Given exercise.
Find each line that has the string "Sonderzeichen" and give the total, with nothing else.

Stored records.
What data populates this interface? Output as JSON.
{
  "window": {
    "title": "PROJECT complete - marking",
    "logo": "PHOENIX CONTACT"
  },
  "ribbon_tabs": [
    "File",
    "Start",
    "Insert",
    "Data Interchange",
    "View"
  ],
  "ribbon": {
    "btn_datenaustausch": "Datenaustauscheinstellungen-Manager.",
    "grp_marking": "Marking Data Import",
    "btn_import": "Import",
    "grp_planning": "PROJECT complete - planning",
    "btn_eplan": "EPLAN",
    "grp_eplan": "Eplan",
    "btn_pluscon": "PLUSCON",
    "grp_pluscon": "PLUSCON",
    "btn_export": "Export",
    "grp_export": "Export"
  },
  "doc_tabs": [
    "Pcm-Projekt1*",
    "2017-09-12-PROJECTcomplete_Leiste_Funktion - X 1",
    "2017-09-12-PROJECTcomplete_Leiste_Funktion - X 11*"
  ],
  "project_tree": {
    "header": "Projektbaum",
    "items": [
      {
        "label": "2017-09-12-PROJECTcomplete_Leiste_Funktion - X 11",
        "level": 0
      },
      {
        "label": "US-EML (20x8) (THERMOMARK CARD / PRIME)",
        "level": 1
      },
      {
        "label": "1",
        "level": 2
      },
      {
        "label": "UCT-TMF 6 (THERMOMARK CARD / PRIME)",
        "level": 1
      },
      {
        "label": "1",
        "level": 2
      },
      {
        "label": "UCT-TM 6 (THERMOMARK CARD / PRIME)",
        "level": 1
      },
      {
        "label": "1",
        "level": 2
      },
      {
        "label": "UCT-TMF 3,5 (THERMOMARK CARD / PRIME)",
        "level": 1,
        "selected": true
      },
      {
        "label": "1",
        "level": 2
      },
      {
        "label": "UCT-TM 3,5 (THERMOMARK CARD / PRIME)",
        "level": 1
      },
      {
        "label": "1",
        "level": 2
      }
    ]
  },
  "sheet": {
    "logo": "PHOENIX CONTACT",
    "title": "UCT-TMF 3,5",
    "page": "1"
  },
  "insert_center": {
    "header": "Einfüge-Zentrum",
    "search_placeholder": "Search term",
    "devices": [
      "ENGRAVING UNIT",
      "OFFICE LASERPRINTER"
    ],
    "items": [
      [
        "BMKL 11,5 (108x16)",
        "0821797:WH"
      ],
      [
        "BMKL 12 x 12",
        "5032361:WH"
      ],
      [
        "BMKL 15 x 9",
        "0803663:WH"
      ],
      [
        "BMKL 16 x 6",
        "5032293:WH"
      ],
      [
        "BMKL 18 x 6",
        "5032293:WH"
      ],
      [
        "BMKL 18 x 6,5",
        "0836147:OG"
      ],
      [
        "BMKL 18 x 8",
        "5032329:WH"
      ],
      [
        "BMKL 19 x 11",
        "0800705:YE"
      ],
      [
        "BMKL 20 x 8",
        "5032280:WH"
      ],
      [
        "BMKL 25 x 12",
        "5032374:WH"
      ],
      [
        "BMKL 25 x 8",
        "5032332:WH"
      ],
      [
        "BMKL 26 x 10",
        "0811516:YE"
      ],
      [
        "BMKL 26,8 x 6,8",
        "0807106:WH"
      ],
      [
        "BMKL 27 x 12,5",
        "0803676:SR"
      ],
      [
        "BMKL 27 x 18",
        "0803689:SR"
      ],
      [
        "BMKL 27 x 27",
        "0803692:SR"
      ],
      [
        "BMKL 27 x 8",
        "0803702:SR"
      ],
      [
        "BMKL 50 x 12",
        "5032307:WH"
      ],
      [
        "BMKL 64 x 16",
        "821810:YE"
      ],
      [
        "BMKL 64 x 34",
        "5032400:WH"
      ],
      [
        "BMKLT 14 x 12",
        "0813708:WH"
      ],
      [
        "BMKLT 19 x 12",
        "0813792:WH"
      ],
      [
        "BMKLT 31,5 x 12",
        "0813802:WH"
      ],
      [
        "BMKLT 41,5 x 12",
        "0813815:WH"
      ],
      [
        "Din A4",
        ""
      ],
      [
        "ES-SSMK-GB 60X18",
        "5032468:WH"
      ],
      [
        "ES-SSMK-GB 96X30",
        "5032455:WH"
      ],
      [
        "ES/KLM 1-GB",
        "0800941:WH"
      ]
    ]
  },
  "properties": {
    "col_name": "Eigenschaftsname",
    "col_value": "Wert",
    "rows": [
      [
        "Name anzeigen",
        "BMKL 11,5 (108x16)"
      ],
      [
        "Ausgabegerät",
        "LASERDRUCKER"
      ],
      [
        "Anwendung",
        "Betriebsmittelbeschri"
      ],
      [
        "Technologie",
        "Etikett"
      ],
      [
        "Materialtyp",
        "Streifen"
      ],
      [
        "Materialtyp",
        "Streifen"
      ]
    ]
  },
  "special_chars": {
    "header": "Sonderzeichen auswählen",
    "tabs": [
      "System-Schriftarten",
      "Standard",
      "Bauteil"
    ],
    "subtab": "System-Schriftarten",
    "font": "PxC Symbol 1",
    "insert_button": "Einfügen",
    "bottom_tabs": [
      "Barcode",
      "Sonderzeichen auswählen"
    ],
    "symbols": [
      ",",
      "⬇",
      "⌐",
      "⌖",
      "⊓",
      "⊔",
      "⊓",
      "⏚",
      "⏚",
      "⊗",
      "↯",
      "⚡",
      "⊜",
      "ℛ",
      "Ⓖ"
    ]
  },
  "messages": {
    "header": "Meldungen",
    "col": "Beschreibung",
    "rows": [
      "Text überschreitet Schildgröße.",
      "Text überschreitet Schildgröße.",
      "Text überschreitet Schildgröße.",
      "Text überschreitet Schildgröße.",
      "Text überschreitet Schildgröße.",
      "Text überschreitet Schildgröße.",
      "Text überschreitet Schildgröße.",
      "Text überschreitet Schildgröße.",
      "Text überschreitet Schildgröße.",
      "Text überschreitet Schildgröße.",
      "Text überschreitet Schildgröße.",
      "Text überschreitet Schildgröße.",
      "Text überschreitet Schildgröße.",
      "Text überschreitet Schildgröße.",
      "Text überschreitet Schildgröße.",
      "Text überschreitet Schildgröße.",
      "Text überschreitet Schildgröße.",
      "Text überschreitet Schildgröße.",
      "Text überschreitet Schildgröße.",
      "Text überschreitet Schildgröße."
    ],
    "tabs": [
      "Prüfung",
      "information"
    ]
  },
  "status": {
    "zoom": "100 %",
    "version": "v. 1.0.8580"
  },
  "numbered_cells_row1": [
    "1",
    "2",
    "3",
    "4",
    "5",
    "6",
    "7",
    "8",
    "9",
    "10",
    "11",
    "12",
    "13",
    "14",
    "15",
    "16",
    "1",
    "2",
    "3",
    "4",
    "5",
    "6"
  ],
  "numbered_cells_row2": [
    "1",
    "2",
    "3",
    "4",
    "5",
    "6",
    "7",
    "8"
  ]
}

Correct answer.
2